**Data entries**
>> BEGIN

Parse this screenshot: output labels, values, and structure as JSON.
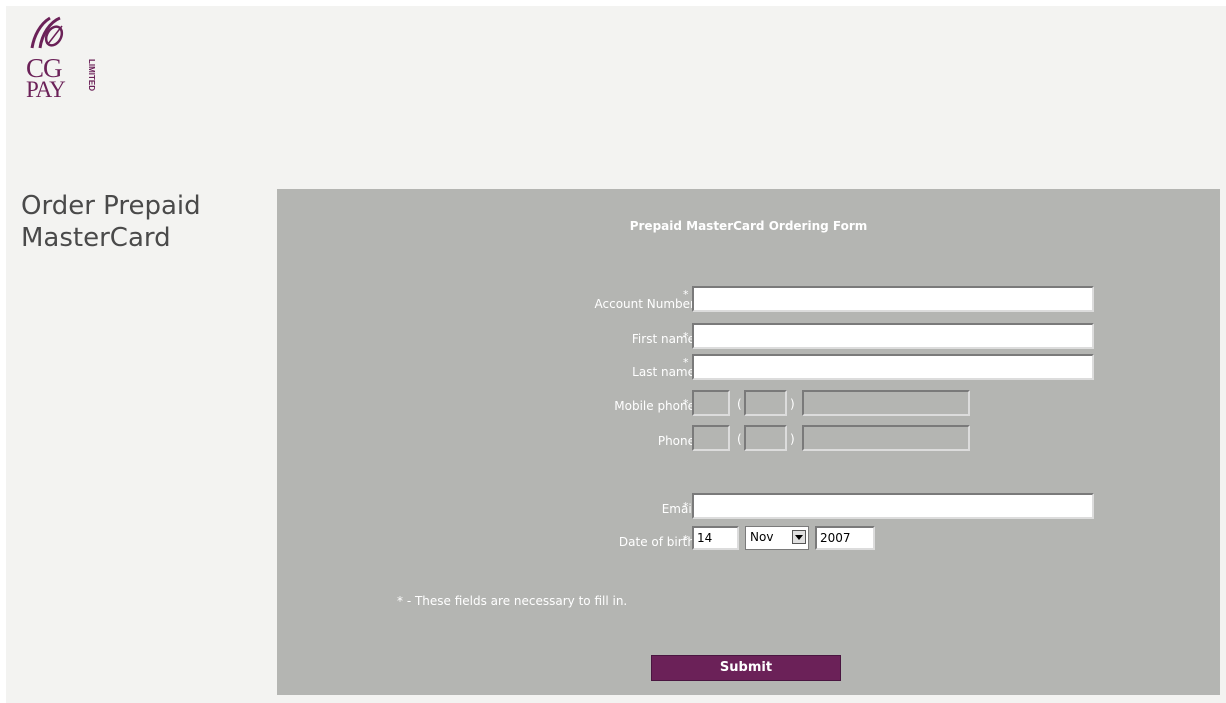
{
  "logo": {
    "line1": "CG",
    "line2": "PAY",
    "limited": "LIMITED"
  },
  "page_title": "Order Prepaid MasterCard",
  "form": {
    "title": "Prepaid MasterCard Ordering Form",
    "required_mark": "*",
    "fields": {
      "account_number": {
        "label": "Account Number",
        "value": ""
      },
      "first_name": {
        "label": "First name",
        "value": ""
      },
      "last_name": {
        "label": "Last name",
        "value": ""
      },
      "mobile_phone": {
        "label": "Mobile phone",
        "open_paren": "(",
        "close_paren": ")",
        "part1": "",
        "part2": "",
        "part3": ""
      },
      "phone": {
        "label": "Phone",
        "open_paren": "(",
        "close_paren": ")",
        "part1": "",
        "part2": "",
        "part3": ""
      },
      "email": {
        "label": "Email",
        "value": ""
      },
      "date_of_birth": {
        "label": "Date of birth",
        "day": "14",
        "month": "Nov",
        "year": "2007"
      }
    },
    "note": "* - These fields are necessary to fill in.",
    "submit_label": "Submit"
  },
  "colors": {
    "brand": "#6b2158",
    "panel": "#b4b5b2",
    "background": "#f3f3f1"
  }
}
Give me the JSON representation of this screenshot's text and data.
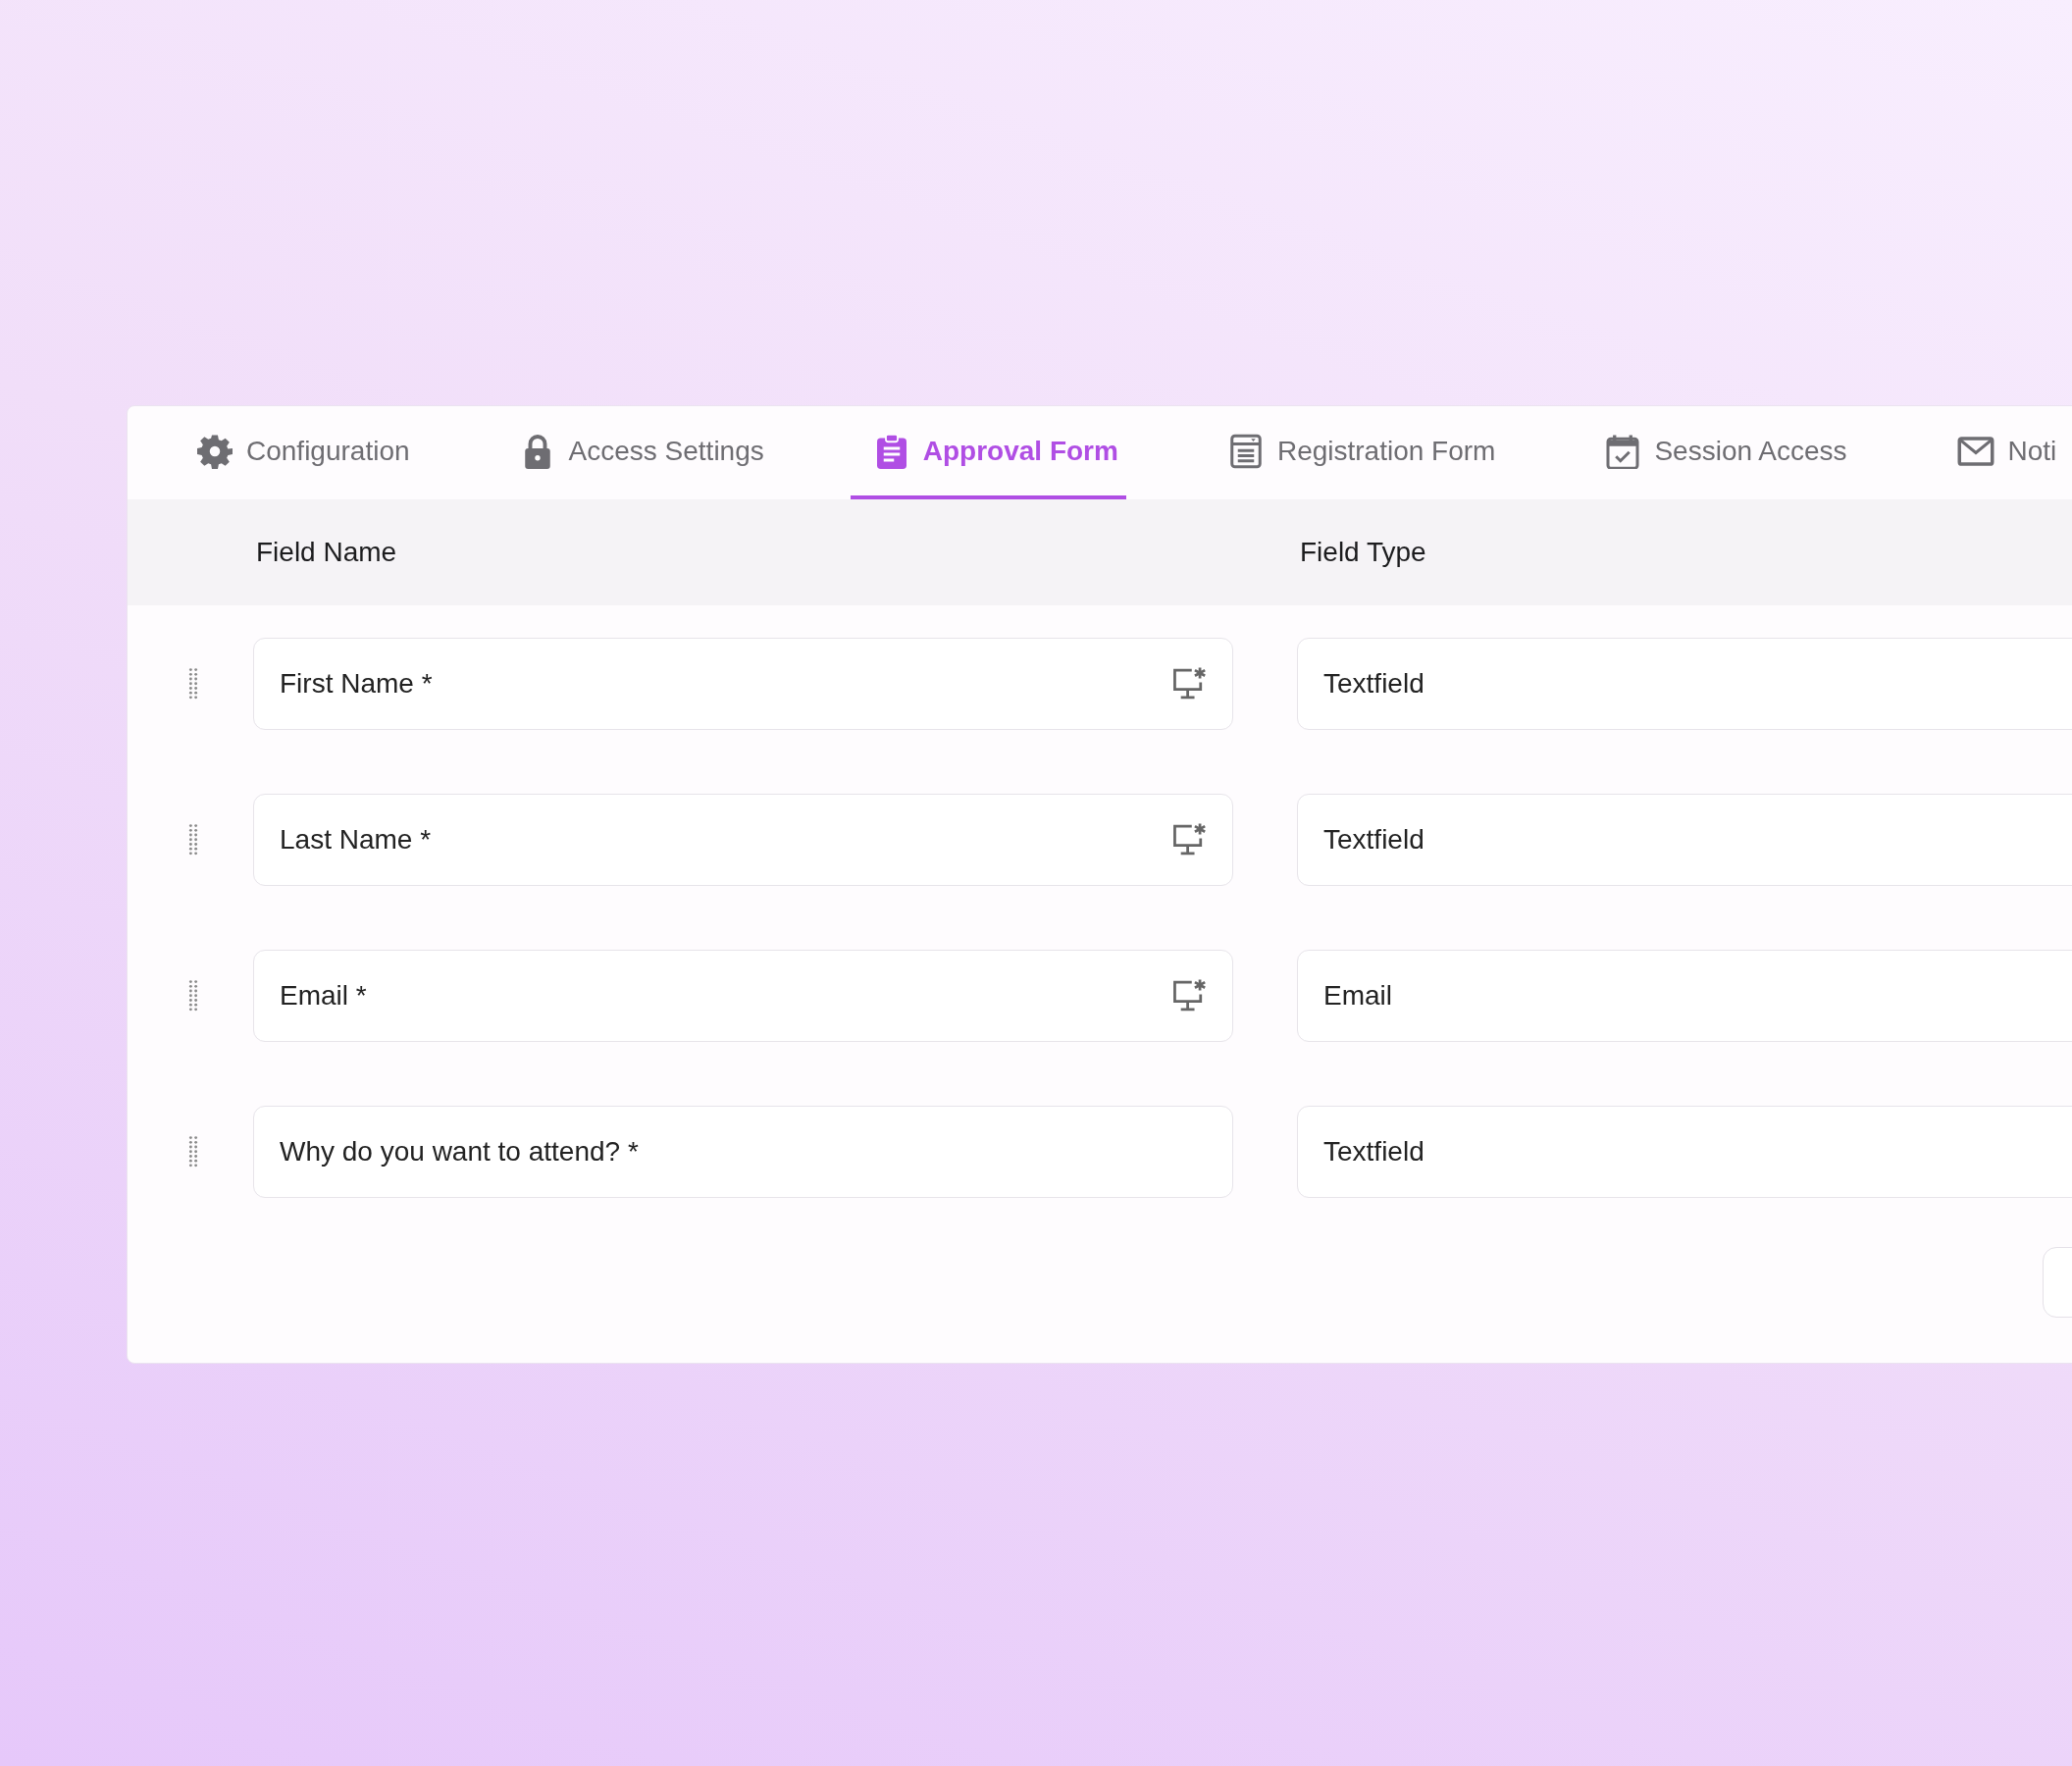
{
  "tabs": [
    {
      "label": "Configuration",
      "selected": false
    },
    {
      "label": "Access Settings",
      "selected": false
    },
    {
      "label": "Approval Form",
      "selected": true
    },
    {
      "label": "Registration Form",
      "selected": false
    },
    {
      "label": "Session Access",
      "selected": false
    },
    {
      "label": "Noti",
      "selected": false
    }
  ],
  "table": {
    "columns": [
      "Field Name",
      "Field Type"
    ],
    "rows": [
      {
        "name": "First Name *",
        "type": "Textfield",
        "show_icon": true
      },
      {
        "name": "Last Name *",
        "type": "Textfield",
        "show_icon": true
      },
      {
        "name": "Email *",
        "type": "Email",
        "show_icon": true
      },
      {
        "name": "Why do you want to attend? *",
        "type": "Textfield",
        "show_icon": false
      }
    ]
  }
}
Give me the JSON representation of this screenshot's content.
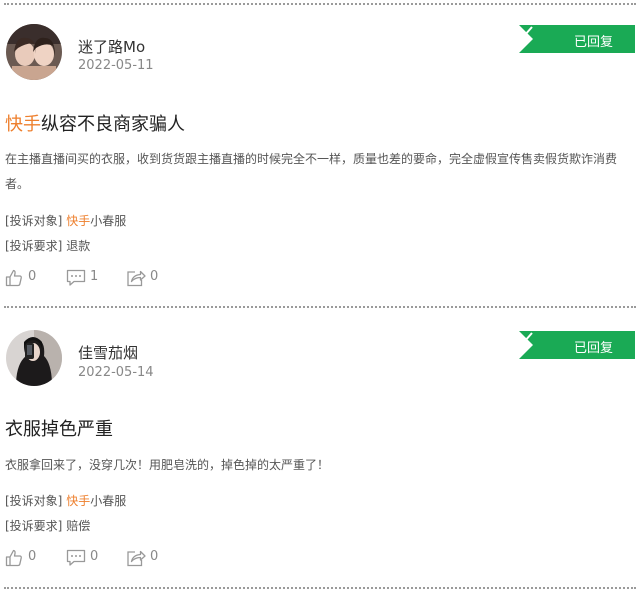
{
  "reviews": [
    {
      "username": "迷了路Mo",
      "date": "2022-05-11",
      "status": "已回复",
      "title_brand": "快手",
      "title_rest": "纵容不良商家骗人",
      "content": "在主播直播间买的衣服，收到货货跟主播直播的时候完全不一样，质量也差的要命，完全虚假宣传售卖假货欺诈消费者。",
      "target_label": "[投诉对象]",
      "target_brand": "快手",
      "target_rest": "小春服",
      "request_label": "[投诉要求]",
      "request_value": "退款",
      "likes": "0",
      "comments": "1",
      "shares": "0"
    },
    {
      "username": "佳雪茄烟",
      "date": "2022-05-14",
      "status": "已回复",
      "title_brand": "",
      "title_rest": "衣服掉色严重",
      "content": "衣服拿回来了，没穿几次！用肥皂洗的，掉色掉的太严重了！",
      "target_label": "[投诉对象]",
      "target_brand": "快手",
      "target_rest": "小春服",
      "request_label": "[投诉要求]",
      "request_value": "赔偿",
      "likes": "0",
      "comments": "0",
      "shares": "0"
    }
  ],
  "colors": {
    "status_green": "#1aaa55",
    "brand_orange": "#ee7f2d"
  },
  "icons": {
    "like": "thumbs-up-icon",
    "comment": "comment-icon",
    "share": "share-icon",
    "status": "check-icon"
  }
}
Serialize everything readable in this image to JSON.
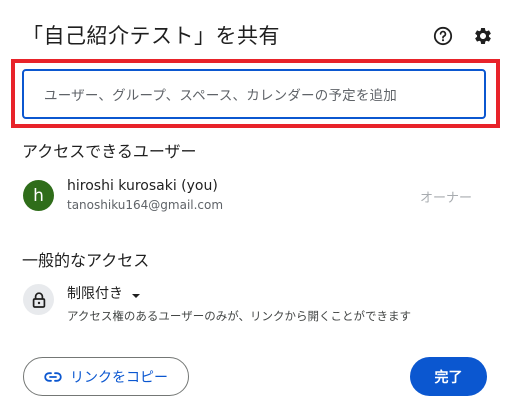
{
  "dialog": {
    "title": "「自己紹介テスト」を共有",
    "help_icon": "help-circle-icon",
    "settings_icon": "gear-icon"
  },
  "search": {
    "placeholder": "ユーザー、グループ、スペース、カレンダーの予定を追加"
  },
  "users_section": {
    "title": "アクセスできるユーザー",
    "users": [
      {
        "avatar_letter": "h",
        "avatar_color": "#2f6d1a",
        "name": "hiroshi kurosaki (you)",
        "email": "tanoshiku164@gmail.com",
        "role": "オーナー"
      }
    ]
  },
  "general_access": {
    "title": "一般的なアクセス",
    "icon": "lock-icon",
    "selected": "制限付き",
    "description": "アクセス権のあるユーザーのみが、リンクから開くことができます"
  },
  "footer": {
    "copy_link_label": "リンクをコピー",
    "done_label": "完了"
  },
  "colors": {
    "accent": "#0b57d0",
    "highlight": "#e8232a"
  }
}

>> END

Every line of the data above should be quoted exactly. Omit the pictures.

**Task answer**
Parse this screenshot: output labels, values, and structure as JSON.
{
  "logo": {
    "line1": "CG",
    "line2": "PAY",
    "limited": "LIMITED"
  },
  "page_title": "Order Prepaid MasterCard",
  "form": {
    "title": "Prepaid MasterCard Ordering Form",
    "required_mark": "*",
    "fields": {
      "account_number": {
        "label": "Account Number",
        "value": ""
      },
      "first_name": {
        "label": "First name",
        "value": ""
      },
      "last_name": {
        "label": "Last name",
        "value": ""
      },
      "mobile_phone": {
        "label": "Mobile phone",
        "open_paren": "(",
        "close_paren": ")",
        "part1": "",
        "part2": "",
        "part3": ""
      },
      "phone": {
        "label": "Phone",
        "open_paren": "(",
        "close_paren": ")",
        "part1": "",
        "part2": "",
        "part3": ""
      },
      "email": {
        "label": "Email",
        "value": ""
      },
      "date_of_birth": {
        "label": "Date of birth",
        "day": "14",
        "month": "Nov",
        "year": "2007"
      }
    },
    "note": "* - These fields are necessary to fill in.",
    "submit_label": "Submit"
  },
  "colors": {
    "brand": "#6b2158",
    "panel": "#b4b5b2",
    "background": "#f3f3f1"
  }
}
Give me the JSON representation of this screenshot's text and data.
{
  "tabs": [
    {
      "label": "Configuration",
      "selected": false
    },
    {
      "label": "Access Settings",
      "selected": false
    },
    {
      "label": "Approval Form",
      "selected": true
    },
    {
      "label": "Registration Form",
      "selected": false
    },
    {
      "label": "Session Access",
      "selected": false
    },
    {
      "label": "Noti",
      "selected": false
    }
  ],
  "table": {
    "columns": [
      "Field Name",
      "Field Type"
    ],
    "rows": [
      {
        "name": "First Name *",
        "type": "Textfield",
        "show_icon": true
      },
      {
        "name": "Last Name *",
        "type": "Textfield",
        "show_icon": true
      },
      {
        "name": "Email *",
        "type": "Email",
        "show_icon": true
      },
      {
        "name": "Why do you want to attend? *",
        "type": "Textfield",
        "show_icon": false
      }
    ]
  }
}
Give me the JSON representation of this screenshot's content.
{
  "reviews": [
    {
      "username": "迷了路Mo",
      "date": "2022-05-11",
      "status": "已回复",
      "title_brand": "快手",
      "title_rest": "纵容不良商家骗人",
      "content": "在主播直播间买的衣服，收到货货跟主播直播的时候完全不一样，质量也差的要命，完全虚假宣传售卖假货欺诈消费者。",
      "target_label": "[投诉对象]",
      "target_brand": "快手",
      "target_rest": "小春服",
      "request_label": "[投诉要求]",
      "request_value": "退款",
      "likes": "0",
      "comments": "1",
      "shares": "0"
    },
    {
      "username": "佳雪茄烟",
      "date": "2022-05-14",
      "status": "已回复",
      "title_brand": "",
      "title_rest": "衣服掉色严重",
      "content": "衣服拿回来了，没穿几次！用肥皂洗的，掉色掉的太严重了！",
      "target_label": "[投诉对象]",
      "target_brand": "快手",
      "target_rest": "小春服",
      "request_label": "[投诉要求]",
      "request_value": "赔偿",
      "likes": "0",
      "comments": "0",
      "shares": "0"
    }
  ],
  "colors": {
    "status_green": "#1aaa55",
    "brand_orange": "#ee7f2d"
  },
  "icons": {
    "like": "thumbs-up-icon",
    "comment": "comment-icon",
    "share": "share-icon",
    "status": "check-icon"
  }
}
Serialize everything readable in this image to JSON.
{
  "dialog": {
    "title": "「自己紹介テスト」を共有",
    "help_icon": "help-circle-icon",
    "settings_icon": "gear-icon"
  },
  "search": {
    "placeholder": "ユーザー、グループ、スペース、カレンダーの予定を追加"
  },
  "users_section": {
    "title": "アクセスできるユーザー",
    "users": [
      {
        "avatar_letter": "h",
        "avatar_color": "#2f6d1a",
        "name": "hiroshi kurosaki (you)",
        "email": "tanoshiku164@gmail.com",
        "role": "オーナー"
      }
    ]
  },
  "general_access": {
    "title": "一般的なアクセス",
    "icon": "lock-icon",
    "selected": "制限付き",
    "description": "アクセス権のあるユーザーのみが、リンクから開くことができます"
  },
  "footer": {
    "copy_link_label": "リンクをコピー",
    "done_label": "完了"
  },
  "colors": {
    "accent": "#0b57d0",
    "highlight": "#e8232a"
  }
}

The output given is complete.